◆ **Work to complete**
Report all lines from the entries below in which "description" appears.

◆ **Provided records**
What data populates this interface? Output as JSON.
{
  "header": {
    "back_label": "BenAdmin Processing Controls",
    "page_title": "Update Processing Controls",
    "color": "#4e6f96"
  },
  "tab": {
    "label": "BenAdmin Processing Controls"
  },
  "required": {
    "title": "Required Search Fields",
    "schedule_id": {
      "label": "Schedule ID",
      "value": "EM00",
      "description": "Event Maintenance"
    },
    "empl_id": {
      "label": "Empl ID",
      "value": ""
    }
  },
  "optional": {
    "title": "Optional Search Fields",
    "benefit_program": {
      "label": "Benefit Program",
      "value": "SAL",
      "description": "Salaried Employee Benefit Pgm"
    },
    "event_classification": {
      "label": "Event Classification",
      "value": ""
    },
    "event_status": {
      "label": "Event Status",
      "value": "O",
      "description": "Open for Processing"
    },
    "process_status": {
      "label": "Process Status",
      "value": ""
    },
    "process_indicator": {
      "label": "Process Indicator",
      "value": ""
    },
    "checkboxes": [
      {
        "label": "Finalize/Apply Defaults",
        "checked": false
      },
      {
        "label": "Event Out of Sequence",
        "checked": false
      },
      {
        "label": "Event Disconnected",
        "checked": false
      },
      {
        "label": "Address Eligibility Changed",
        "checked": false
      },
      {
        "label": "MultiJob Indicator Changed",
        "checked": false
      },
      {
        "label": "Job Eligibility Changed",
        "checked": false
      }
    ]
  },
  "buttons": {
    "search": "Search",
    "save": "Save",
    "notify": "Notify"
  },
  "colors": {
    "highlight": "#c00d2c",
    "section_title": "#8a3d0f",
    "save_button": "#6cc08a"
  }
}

◆ **The solution**
      "description": "Event Maintenance"
      "description": "Salaried Employee Benefit Pgm"
      "description": "Open for Processing"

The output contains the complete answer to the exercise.